▸ **Task to complete**: Write out, unchanged, the stretch of the data below from the line containing "Give bounding boxes" through the line containing "data-label-unrecovered-payments: 3.2% <box>247", both of those lines included. Leave the picture out of your answer.
— Start Record extracts —
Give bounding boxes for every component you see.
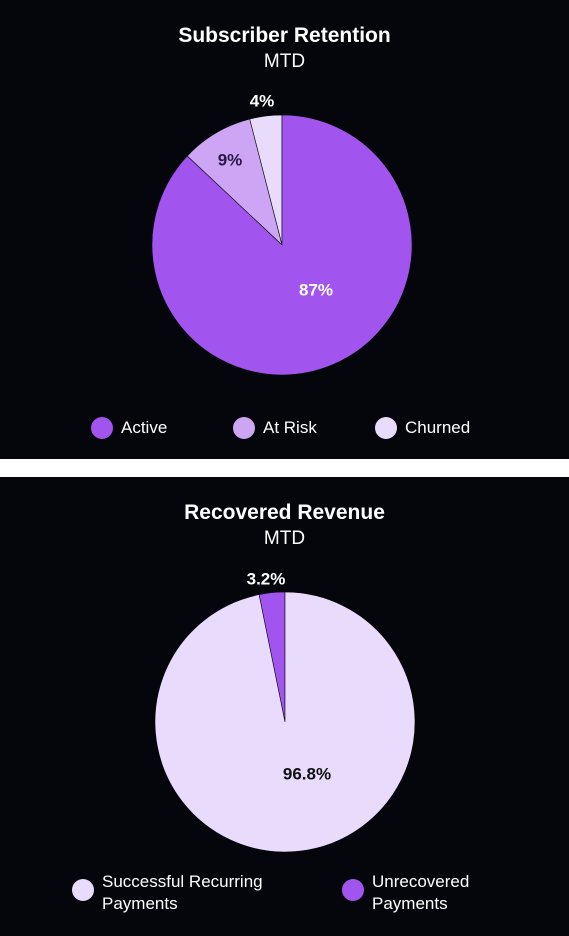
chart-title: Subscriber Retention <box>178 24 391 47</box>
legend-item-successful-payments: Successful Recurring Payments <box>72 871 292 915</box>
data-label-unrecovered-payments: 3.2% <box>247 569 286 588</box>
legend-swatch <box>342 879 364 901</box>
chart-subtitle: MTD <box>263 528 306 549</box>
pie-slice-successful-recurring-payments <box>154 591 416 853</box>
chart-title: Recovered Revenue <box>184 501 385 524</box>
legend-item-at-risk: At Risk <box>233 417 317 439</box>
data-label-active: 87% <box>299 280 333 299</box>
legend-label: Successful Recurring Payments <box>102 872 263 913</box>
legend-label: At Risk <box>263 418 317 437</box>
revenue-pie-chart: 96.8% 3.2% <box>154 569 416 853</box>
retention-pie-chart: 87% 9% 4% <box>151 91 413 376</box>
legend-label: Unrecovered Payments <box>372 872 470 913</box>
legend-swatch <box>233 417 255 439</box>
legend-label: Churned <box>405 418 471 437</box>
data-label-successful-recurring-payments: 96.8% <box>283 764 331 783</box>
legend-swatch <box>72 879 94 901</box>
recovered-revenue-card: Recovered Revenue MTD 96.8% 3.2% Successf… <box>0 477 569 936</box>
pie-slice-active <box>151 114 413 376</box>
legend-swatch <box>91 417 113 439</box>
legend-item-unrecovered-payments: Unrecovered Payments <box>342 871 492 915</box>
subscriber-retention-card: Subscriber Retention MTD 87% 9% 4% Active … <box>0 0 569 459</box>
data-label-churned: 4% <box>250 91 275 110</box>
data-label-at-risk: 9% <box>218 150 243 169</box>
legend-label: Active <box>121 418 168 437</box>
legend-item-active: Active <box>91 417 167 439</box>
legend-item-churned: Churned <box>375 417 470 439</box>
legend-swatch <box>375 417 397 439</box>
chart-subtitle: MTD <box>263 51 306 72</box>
— End Record extracts —
— Start Record extracts —
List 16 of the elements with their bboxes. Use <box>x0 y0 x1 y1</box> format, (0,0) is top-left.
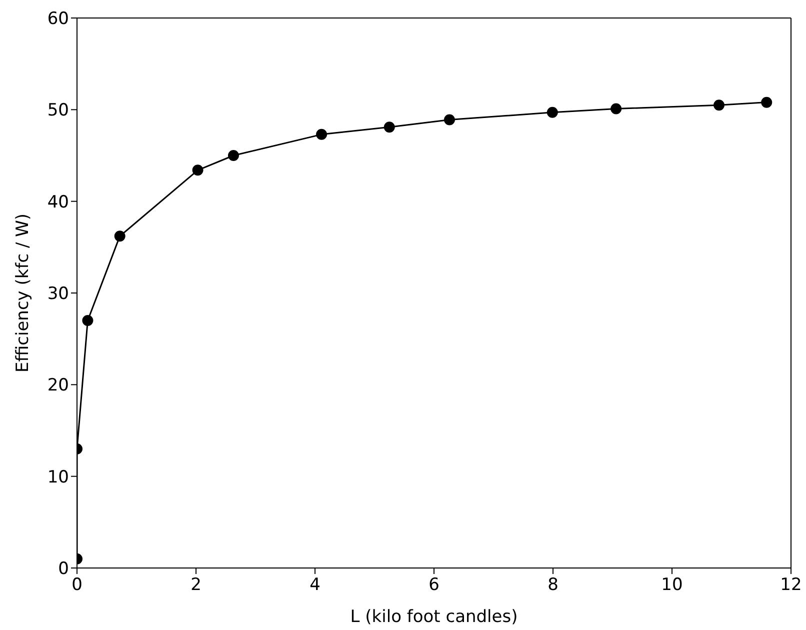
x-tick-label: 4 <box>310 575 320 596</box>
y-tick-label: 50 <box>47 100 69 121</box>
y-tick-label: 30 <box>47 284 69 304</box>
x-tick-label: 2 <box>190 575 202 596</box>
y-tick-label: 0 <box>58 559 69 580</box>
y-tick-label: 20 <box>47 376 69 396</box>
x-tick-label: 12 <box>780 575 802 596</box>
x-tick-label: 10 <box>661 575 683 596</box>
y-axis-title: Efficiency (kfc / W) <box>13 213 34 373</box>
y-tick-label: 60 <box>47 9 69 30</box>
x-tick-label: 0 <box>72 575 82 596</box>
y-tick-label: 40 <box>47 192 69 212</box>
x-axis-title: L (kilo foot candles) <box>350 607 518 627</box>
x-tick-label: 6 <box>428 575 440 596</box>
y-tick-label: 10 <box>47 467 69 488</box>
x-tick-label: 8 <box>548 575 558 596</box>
— End Record extracts —
▸ **Output of the task**:
Give bounding boxes for every component you see.
chart-title: Subscriber Retention <box>178 24 391 47</box>
legend-item-successful-payments: Successful Recurring Payments <box>72 871 292 915</box>
data-label-unrecovered-payments: 3.2% <box>247 569 286 588</box>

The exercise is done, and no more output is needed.